(Data items)

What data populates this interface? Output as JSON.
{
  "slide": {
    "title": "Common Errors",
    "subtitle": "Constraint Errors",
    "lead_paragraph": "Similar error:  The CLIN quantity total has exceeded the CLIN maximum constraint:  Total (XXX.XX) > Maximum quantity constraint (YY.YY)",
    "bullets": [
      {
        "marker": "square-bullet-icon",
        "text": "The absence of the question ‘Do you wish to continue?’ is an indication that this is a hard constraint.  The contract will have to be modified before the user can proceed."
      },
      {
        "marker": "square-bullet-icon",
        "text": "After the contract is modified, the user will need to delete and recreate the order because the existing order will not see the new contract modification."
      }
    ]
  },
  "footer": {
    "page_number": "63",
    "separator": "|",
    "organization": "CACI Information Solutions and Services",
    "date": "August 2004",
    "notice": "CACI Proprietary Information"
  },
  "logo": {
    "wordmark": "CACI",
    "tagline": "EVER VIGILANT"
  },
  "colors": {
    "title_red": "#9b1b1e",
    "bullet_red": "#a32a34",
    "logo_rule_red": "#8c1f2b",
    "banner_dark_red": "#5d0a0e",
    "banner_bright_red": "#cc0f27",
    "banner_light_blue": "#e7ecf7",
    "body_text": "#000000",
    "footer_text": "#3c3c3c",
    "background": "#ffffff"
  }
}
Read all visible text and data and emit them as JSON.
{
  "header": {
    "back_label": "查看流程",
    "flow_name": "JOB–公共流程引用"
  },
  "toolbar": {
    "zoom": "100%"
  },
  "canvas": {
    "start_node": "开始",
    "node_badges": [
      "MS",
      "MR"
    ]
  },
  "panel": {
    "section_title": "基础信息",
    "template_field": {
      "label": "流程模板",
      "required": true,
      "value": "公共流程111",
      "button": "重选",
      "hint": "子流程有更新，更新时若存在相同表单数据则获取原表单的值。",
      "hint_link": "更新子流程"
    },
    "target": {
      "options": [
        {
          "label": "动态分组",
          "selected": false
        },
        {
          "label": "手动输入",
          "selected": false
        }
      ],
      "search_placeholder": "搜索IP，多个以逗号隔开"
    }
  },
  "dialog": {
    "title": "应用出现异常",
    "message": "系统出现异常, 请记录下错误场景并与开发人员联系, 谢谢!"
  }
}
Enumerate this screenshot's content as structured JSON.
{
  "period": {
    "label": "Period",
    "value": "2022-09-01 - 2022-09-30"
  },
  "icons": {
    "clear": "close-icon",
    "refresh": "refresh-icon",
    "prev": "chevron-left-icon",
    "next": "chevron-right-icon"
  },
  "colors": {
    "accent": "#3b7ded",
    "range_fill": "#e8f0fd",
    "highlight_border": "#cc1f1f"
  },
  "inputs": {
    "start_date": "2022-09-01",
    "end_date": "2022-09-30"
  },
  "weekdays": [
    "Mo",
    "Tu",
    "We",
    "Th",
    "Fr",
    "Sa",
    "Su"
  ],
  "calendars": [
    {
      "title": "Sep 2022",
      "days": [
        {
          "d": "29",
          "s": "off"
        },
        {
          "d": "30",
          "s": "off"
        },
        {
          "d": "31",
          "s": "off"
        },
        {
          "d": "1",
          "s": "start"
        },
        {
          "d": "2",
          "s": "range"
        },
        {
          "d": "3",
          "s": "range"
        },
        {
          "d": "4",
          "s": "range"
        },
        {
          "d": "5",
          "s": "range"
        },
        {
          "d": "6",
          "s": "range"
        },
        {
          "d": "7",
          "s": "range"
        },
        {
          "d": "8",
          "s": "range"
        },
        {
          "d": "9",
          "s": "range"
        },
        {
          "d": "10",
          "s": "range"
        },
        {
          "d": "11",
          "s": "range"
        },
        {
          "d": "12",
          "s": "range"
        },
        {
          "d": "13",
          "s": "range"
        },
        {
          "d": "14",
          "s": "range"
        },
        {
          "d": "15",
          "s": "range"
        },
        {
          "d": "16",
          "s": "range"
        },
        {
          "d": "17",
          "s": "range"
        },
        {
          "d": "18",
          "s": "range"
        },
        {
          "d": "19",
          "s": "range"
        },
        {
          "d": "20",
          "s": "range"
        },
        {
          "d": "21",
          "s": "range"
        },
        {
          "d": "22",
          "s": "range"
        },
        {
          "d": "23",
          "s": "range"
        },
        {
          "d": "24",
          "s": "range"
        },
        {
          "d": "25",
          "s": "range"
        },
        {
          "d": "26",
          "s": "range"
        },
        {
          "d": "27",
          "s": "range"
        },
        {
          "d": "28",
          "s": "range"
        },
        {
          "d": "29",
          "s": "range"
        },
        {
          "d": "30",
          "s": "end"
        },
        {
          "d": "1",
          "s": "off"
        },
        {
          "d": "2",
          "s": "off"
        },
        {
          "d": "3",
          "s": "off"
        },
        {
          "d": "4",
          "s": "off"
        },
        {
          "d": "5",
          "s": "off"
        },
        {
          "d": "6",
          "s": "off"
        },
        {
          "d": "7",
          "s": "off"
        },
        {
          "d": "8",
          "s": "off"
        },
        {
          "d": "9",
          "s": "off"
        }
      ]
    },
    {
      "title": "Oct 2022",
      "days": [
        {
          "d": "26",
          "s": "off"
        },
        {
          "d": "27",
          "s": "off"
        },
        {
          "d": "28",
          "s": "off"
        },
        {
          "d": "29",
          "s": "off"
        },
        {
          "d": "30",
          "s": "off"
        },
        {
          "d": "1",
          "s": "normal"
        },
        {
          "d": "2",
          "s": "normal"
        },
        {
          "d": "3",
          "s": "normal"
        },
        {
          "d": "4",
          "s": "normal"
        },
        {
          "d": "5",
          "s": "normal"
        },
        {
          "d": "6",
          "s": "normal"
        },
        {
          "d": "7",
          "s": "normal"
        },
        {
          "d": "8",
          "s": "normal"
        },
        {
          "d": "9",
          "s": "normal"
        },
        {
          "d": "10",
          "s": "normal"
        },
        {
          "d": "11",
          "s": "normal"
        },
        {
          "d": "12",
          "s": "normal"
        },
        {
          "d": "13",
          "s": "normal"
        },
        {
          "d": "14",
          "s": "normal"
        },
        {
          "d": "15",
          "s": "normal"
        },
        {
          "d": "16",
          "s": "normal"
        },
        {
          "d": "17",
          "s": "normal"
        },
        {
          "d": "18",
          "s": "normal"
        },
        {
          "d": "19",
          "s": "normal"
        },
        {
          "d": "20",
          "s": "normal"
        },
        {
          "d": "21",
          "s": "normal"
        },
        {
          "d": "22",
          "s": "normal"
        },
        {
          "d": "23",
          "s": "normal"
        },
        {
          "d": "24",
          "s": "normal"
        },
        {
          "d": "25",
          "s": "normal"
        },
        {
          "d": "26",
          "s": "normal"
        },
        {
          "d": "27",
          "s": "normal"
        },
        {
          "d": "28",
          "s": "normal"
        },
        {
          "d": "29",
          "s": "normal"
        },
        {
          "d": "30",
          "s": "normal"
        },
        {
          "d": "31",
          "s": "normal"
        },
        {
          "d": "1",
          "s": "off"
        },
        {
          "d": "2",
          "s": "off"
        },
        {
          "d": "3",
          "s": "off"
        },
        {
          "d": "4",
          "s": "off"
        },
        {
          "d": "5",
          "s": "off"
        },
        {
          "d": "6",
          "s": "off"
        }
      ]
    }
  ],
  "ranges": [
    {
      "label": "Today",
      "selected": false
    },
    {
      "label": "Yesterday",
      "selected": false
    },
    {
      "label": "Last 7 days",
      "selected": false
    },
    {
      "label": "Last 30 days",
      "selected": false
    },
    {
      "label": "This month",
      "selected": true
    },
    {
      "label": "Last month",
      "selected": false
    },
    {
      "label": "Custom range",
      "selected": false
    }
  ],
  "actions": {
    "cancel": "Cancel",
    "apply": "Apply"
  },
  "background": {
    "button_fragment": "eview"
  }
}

* **What needs to be done**
Type out the whole listing above again, exactly as it stands.

* **The completed task**
What data populates this interface? Output as JSON.
{
  "slide": {
    "title": "Common Errors",
    "subtitle": "Constraint Errors",
    "lead_paragraph": "Similar error:  The CLIN quantity total has exceeded the CLIN maximum constraint:  Total (XXX.XX) > Maximum quantity constraint (YY.YY)",
    "bullets": [
      {
        "marker": "square-bullet-icon",
        "text": "The absence of the question ‘Do you wish to continue?’ is an indication that this is a hard constraint.  The contract will have to be modified before the user can proceed."
      },
      {
        "marker": "square-bullet-icon",
        "text": "After the contract is modified, the user will need to delete and recreate the order because the existing order will not see the new contract modification."
      }
    ]
  },
  "footer": {
    "page_number": "63",
    "separator": "|",
    "organization": "CACI Information Solutions and Services",
    "date": "August 2004",
    "notice": "CACI Proprietary Information"
  },
  "logo": {
    "wordmark": "CACI",
    "tagline": "EVER VIGILANT"
  },
  "colors": {
    "title_red": "#9b1b1e",
    "bullet_red": "#a32a34",
    "logo_rule_red": "#8c1f2b",
    "banner_dark_red": "#5d0a0e",
    "banner_bright_red": "#cc0f27",
    "banner_light_blue": "#e7ecf7",
    "body_text": "#000000",
    "footer_text": "#3c3c3c",
    "background": "#ffffff"
  }
}
Read all visible text and data and emit them as JSON.
{
  "header": {
    "back_label": "查看流程",
    "flow_name": "JOB–公共流程引用"
  },
  "toolbar": {
    "zoom": "100%"
  },
  "canvas": {
    "start_node": "开始",
    "node_badges": [
      "MS",
      "MR"
    ]
  },
  "panel": {
    "section_title": "基础信息",
    "template_field": {
      "label": "流程模板",
      "required": true,
      "value": "公共流程111",
      "button": "重选",
      "hint": "子流程有更新，更新时若存在相同表单数据则获取原表单的值。",
      "hint_link": "更新子流程"
    },
    "target": {
      "options": [
        {
          "label": "动态分组",
          "selected": false
        },
        {
          "label": "手动输入",
          "selected": false
        }
      ],
      "search_placeholder": "搜索IP，多个以逗号隔开"
    }
  },
  "dialog": {
    "title": "应用出现异常",
    "message": "系统出现异常, 请记录下错误场景并与开发人员联系, 谢谢!"
  }
}
Enumerate this screenshot's content as structured JSON.
{
  "period": {
    "label": "Period",
    "value": "2022-09-01 - 2022-09-30"
  },
  "icons": {
    "clear": "close-icon",
    "refresh": "refresh-icon",
    "prev": "chevron-left-icon",
    "next": "chevron-right-icon"
  },
  "colors": {
    "accent": "#3b7ded",
    "range_fill": "#e8f0fd",
    "highlight_border": "#cc1f1f"
  },
  "inputs": {
    "start_date": "2022-09-01",
    "end_date": "2022-09-30"
  },
  "weekdays": [
    "Mo",
    "Tu",
    "We",
    "Th",
    "Fr",
    "Sa",
    "Su"
  ],
  "calendars": [
    {
      "title": "Sep 2022",
      "days": [
        {
          "d": "29",
          "s": "off"
        },
        {
          "d": "30",
          "s": "off"
        },
        {
          "d": "31",
          "s": "off"
        },
        {
          "d": "1",
          "s": "start"
        },
        {
          "d": "2",
          "s": "range"
        },
        {
          "d": "3",
          "s": "range"
        },
        {
          "d": "4",
          "s": "range"
        },
        {
          "d": "5",
          "s": "range"
        },
        {
          "d": "6",
          "s": "range"
        },
        {
          "d": "7",
          "s": "range"
        },
        {
          "d": "8",
          "s": "range"
        },
        {
          "d": "9",
          "s": "range"
        },
        {
          "d": "10",
          "s": "range"
        },
        {
          "d": "11",
          "s": "range"
        },
        {
          "d": "12",
          "s": "range"
        },
        {
          "d": "13",
          "s": "range"
        },
        {
          "d": "14",
          "s": "range"
        },
        {
          "d": "15",
          "s": "range"
        },
        {
          "d": "16",
          "s": "range"
        },
        {
          "d": "17",
          "s": "range"
        },
        {
          "d": "18",
          "s": "range"
        },
        {
          "d": "19",
          "s": "range"
        },
        {
          "d": "20",
          "s": "range"
        },
        {
          "d": "21",
          "s": "range"
        },
        {
          "d": "22",
          "s": "range"
        },
        {
          "d": "23",
          "s": "range"
        },
        {
          "d": "24",
          "s": "range"
        },
        {
          "d": "25",
          "s": "range"
        },
        {
          "d": "26",
          "s": "range"
        },
        {
          "d": "27",
          "s": "range"
        },
        {
          "d": "28",
          "s": "range"
        },
        {
          "d": "29",
          "s": "range"
        },
        {
          "d": "30",
          "s": "end"
        },
        {
          "d": "1",
          "s": "off"
        },
        {
          "d": "2",
          "s": "off"
        },
        {
          "d": "3",
          "s": "off"
        },
        {
          "d": "4",
          "s": "off"
        },
        {
          "d": "5",
          "s": "off"
        },
        {
          "d": "6",
          "s": "off"
        },
        {
          "d": "7",
          "s": "off"
        },
        {
          "d": "8",
          "s": "off"
        },
        {
          "d": "9",
          "s": "off"
        }
      ]
    },
    {
      "title": "Oct 2022",
      "days": [
        {
          "d": "26",
          "s": "off"
        },
        {
          "d": "27",
          "s": "off"
        },
        {
          "d": "28",
          "s": "off"
        },
        {
          "d": "29",
          "s": "off"
        },
        {
          "d": "30",
          "s": "off"
        },
        {
          "d": "1",
          "s": "normal"
        },
        {
          "d": "2",
          "s": "normal"
        },
        {
          "d": "3",
          "s": "normal"
        },
        {
          "d": "4",
          "s": "normal"
        },
        {
          "d": "5",
          "s": "normal"
        },
        {
          "d": "6",
          "s": "normal"
        },
        {
          "d": "7",
          "s": "normal"
        },
        {
          "d": "8",
          "s": "normal"
        },
        {
          "d": "9",
          "s": "normal"
        },
        {
          "d": "10",
          "s": "normal"
        },
        {
          "d": "11",
          "s": "normal"
        },
        {
          "d": "12",
          "s": "normal"
        },
        {
          "d": "13",
          "s": "normal"
        },
        {
          "d": "14",
          "s": "normal"
        },
        {
          "d": "15",
          "s": "normal"
        },
        {
          "d": "16",
          "s": "normal"
        },
        {
          "d": "17",
          "s": "normal"
        },
        {
          "d": "18",
          "s": "normal"
        },
        {
          "d": "19",
          "s": "normal"
        },
        {
          "d": "20",
          "s": "normal"
        },
        {
          "d": "21",
          "s": "normal"
        },
        {
          "d": "22",
          "s": "normal"
        },
        {
          "d": "23",
          "s": "normal"
        },
        {
          "d": "24",
          "s": "normal"
        },
        {
          "d": "25",
          "s": "normal"
        },
        {
          "d": "26",
          "s": "normal"
        },
        {
          "d": "27",
          "s": "normal"
        },
        {
          "d": "28",
          "s": "normal"
        },
        {
          "d": "29",
          "s": "normal"
        },
        {
          "d": "30",
          "s": "normal"
        },
        {
          "d": "31",
          "s": "normal"
        },
        {
          "d": "1",
          "s": "off"
        },
        {
          "d": "2",
          "s": "off"
        },
        {
          "d": "3",
          "s": "off"
        },
        {
          "d": "4",
          "s": "off"
        },
        {
          "d": "5",
          "s": "off"
        },
        {
          "d": "6",
          "s": "off"
        }
      ]
    }
  ],
  "ranges": [
    {
      "label": "Today",
      "selected": false
    },
    {
      "label": "Yesterday",
      "selected": false
    },
    {
      "label": "Last 7 days",
      "selected": false
    },
    {
      "label": "Last 30 days",
      "selected": false
    },
    {
      "label": "This month",
      "selected": true
    },
    {
      "label": "Last month",
      "selected": false
    },
    {
      "label": "Custom range",
      "selected": false
    }
  ],
  "actions": {
    "cancel": "Cancel",
    "apply": "Apply"
  },
  "background": {
    "button_fragment": "eview"
  }
}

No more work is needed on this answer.